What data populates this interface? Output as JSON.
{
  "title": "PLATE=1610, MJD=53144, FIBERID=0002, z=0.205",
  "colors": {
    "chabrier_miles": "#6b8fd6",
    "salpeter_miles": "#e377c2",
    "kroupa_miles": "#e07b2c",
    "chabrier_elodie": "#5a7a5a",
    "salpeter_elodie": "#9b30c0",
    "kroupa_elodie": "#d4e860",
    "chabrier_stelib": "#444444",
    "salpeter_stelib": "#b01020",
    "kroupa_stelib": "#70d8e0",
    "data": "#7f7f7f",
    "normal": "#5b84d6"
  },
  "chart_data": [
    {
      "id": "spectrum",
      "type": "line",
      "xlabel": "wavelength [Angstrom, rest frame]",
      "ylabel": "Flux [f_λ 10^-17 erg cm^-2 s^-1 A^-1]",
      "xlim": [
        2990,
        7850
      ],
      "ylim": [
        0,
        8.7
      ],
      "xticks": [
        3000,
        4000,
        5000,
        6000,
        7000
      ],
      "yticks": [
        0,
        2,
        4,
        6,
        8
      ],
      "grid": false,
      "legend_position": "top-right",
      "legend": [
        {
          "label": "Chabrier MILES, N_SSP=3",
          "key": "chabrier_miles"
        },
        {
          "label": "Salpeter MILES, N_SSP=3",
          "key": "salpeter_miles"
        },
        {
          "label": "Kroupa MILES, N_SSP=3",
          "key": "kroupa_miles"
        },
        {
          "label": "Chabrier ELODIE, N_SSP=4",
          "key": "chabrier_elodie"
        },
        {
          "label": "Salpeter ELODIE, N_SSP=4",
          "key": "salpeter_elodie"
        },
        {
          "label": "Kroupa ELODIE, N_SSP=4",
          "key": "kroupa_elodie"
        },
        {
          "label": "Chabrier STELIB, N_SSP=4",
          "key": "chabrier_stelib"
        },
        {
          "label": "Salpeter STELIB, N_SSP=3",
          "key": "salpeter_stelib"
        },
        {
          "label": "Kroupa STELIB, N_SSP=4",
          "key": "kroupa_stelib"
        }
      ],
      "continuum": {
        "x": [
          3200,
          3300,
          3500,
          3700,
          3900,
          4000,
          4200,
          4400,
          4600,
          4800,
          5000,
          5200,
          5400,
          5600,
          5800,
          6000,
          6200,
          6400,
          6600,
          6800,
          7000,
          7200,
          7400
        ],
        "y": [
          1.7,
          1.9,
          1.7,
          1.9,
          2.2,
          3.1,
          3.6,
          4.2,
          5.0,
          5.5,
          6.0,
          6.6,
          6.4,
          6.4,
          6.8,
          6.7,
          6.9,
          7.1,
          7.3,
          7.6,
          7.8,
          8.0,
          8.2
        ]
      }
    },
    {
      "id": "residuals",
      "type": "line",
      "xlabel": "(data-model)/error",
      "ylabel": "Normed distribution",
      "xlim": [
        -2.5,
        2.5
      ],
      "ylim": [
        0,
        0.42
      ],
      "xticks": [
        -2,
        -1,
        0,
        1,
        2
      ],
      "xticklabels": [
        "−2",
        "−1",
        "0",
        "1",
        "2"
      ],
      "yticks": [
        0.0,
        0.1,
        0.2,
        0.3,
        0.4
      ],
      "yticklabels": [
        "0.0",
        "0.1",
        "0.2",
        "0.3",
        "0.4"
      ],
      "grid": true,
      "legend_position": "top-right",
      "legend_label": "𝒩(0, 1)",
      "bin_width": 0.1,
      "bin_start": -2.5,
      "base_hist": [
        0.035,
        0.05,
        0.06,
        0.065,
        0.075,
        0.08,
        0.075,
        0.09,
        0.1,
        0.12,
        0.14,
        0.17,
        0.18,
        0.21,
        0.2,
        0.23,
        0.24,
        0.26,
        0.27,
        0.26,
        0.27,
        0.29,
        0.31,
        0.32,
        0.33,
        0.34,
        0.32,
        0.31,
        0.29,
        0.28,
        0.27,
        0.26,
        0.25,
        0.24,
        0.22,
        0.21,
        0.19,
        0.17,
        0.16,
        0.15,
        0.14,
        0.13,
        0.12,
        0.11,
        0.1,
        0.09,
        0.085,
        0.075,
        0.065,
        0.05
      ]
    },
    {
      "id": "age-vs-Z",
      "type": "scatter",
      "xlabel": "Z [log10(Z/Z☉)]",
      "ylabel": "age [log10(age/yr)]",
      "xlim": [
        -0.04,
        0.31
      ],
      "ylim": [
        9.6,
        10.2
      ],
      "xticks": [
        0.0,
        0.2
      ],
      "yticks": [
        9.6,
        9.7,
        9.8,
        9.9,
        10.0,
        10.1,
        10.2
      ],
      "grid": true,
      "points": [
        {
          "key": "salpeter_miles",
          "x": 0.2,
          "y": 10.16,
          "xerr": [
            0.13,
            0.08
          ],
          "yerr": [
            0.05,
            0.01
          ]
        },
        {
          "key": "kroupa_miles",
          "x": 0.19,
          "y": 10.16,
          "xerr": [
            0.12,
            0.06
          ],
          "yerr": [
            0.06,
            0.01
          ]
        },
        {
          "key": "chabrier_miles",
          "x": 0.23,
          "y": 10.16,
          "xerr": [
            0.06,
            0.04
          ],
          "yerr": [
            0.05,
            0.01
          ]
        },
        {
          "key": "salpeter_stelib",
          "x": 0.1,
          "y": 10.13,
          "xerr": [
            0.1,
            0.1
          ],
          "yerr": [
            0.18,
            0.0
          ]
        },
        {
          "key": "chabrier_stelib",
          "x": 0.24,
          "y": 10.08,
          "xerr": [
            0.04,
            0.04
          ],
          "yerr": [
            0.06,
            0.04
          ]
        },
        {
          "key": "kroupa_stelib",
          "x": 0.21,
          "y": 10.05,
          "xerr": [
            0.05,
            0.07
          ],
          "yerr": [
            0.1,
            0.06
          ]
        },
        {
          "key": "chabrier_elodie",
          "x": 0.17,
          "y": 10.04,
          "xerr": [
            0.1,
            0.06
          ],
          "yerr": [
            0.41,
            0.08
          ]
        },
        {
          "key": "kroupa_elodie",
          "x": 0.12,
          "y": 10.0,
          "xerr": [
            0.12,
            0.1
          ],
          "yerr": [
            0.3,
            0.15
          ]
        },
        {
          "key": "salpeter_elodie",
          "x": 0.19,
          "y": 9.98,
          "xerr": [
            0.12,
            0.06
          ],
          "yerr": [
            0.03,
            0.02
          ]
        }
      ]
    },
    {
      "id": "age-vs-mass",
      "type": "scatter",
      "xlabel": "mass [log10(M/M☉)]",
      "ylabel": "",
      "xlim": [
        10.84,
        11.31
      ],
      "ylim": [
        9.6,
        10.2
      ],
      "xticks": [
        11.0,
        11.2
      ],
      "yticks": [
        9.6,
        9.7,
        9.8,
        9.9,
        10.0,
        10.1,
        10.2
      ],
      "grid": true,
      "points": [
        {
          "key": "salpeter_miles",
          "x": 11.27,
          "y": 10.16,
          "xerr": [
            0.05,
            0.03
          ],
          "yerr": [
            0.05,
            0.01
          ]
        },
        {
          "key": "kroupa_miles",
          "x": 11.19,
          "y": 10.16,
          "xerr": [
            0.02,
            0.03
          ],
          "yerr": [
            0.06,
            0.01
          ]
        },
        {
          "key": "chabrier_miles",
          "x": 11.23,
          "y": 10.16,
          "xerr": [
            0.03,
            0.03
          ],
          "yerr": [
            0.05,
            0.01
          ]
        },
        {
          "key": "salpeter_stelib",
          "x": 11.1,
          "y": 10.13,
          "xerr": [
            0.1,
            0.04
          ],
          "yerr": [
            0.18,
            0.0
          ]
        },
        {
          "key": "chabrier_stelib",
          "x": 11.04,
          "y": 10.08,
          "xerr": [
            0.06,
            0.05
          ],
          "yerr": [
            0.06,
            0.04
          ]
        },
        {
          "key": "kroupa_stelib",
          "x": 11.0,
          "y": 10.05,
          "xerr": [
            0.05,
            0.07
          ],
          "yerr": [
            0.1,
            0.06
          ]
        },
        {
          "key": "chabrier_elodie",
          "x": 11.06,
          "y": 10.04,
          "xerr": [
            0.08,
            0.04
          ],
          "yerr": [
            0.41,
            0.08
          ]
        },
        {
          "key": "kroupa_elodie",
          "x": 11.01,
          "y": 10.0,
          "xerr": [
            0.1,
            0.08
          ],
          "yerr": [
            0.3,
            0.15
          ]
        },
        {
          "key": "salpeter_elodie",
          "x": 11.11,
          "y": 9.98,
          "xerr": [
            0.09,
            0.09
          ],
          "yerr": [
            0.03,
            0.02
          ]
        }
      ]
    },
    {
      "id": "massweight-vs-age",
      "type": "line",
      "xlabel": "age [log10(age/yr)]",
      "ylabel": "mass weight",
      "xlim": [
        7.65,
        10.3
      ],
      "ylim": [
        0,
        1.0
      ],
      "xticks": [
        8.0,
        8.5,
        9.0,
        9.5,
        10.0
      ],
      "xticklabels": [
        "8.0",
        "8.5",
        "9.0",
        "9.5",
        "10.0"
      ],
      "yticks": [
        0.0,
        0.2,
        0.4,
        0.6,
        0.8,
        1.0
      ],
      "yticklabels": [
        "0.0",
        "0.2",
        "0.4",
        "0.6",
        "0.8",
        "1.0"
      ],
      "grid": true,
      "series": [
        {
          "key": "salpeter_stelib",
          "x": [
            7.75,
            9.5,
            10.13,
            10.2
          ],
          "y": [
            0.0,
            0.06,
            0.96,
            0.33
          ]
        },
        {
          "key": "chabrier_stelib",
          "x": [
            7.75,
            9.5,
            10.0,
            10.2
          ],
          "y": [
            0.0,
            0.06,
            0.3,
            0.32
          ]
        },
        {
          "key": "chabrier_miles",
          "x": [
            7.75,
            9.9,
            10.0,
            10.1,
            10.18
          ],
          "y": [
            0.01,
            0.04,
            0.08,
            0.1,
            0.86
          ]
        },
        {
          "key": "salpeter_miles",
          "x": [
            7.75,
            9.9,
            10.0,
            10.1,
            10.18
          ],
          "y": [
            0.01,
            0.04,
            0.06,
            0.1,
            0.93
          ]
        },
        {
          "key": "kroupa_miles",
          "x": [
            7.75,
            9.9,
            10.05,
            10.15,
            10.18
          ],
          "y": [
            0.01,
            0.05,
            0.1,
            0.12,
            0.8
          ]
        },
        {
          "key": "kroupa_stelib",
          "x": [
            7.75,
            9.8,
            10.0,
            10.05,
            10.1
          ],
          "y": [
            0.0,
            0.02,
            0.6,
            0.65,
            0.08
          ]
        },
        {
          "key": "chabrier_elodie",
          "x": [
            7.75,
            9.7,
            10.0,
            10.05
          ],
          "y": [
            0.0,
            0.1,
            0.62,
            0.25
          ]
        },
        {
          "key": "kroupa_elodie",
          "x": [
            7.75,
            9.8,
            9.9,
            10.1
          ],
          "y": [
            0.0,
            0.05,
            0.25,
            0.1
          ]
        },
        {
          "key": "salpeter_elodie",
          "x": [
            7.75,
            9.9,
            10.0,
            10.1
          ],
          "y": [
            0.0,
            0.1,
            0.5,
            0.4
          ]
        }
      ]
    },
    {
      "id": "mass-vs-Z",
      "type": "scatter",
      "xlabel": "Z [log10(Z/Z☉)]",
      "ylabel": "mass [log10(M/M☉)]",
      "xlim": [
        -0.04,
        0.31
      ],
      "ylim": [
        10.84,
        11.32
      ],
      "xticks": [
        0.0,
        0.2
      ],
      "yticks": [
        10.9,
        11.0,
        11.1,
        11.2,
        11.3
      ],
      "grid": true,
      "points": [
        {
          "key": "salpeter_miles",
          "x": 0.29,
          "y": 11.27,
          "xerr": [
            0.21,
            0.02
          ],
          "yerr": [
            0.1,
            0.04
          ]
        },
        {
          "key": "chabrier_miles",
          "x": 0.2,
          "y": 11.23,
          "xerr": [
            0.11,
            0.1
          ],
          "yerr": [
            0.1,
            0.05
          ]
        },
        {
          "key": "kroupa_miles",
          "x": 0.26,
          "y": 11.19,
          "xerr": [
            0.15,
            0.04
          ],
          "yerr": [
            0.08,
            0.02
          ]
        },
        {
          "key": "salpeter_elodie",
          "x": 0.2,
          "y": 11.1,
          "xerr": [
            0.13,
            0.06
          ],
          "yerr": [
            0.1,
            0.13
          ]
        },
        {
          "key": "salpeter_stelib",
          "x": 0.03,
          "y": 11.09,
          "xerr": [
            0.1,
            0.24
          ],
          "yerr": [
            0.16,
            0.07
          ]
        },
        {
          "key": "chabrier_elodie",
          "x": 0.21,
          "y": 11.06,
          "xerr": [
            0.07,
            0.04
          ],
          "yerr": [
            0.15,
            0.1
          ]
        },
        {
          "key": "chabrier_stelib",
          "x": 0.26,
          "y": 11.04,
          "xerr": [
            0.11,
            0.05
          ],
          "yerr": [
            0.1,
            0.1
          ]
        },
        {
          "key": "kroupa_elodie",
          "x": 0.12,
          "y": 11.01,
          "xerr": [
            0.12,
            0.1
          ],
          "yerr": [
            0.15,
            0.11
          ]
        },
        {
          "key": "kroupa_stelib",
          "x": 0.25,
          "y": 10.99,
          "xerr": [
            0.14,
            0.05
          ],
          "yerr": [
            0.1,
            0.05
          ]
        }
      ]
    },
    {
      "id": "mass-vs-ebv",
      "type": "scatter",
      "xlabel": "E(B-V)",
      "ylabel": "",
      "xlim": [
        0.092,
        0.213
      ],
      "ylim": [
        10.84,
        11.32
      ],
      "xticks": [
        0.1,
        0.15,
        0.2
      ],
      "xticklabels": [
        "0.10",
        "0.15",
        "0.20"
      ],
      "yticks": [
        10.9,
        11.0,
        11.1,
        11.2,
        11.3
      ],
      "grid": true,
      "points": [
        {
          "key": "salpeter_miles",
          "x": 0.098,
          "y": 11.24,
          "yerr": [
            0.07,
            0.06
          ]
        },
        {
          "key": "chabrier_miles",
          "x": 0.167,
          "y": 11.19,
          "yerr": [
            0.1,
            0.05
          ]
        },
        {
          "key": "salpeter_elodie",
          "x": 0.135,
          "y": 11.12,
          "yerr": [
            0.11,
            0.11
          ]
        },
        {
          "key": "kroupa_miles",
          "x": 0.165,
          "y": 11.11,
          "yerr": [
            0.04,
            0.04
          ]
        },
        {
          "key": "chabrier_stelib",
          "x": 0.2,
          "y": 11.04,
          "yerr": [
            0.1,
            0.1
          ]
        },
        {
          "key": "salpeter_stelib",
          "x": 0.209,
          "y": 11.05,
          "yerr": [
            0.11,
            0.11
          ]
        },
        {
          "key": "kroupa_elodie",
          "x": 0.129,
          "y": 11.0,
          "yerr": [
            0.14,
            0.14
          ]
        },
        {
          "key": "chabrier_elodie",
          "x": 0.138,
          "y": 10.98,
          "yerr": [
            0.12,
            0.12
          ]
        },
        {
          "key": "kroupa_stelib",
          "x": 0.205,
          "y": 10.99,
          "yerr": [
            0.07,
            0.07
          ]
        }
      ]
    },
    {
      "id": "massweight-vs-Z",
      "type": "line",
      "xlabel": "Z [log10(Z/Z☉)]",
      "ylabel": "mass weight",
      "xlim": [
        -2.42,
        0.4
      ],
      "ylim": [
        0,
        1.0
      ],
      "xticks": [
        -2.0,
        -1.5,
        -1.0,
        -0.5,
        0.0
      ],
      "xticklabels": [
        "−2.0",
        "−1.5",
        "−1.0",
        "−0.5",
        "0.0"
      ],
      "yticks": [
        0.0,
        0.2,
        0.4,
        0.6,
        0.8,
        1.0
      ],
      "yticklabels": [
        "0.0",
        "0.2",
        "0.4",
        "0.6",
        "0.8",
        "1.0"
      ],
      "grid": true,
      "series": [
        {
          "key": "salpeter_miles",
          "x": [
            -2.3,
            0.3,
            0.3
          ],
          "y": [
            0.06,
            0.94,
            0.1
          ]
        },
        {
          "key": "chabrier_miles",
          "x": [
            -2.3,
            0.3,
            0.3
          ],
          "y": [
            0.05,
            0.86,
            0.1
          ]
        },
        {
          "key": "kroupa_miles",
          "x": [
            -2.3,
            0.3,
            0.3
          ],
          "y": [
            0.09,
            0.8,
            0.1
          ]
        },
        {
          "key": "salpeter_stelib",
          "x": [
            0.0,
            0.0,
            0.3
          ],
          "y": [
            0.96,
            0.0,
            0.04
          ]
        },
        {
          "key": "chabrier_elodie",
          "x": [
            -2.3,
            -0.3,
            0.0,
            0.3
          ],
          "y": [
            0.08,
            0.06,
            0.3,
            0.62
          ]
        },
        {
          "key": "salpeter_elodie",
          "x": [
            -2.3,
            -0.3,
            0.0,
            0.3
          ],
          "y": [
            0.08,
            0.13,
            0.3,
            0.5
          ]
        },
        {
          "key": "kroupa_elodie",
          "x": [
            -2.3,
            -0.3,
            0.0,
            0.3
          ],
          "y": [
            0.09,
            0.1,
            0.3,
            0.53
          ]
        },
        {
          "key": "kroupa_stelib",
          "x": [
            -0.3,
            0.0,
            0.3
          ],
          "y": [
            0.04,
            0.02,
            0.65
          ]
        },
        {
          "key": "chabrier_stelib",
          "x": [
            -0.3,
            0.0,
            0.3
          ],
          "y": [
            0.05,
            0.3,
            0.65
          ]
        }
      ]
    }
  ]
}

Goal. Tally the lines in the entries above that hold the word "ylabel". Reply with nothing but that count.

Exercise solution. 8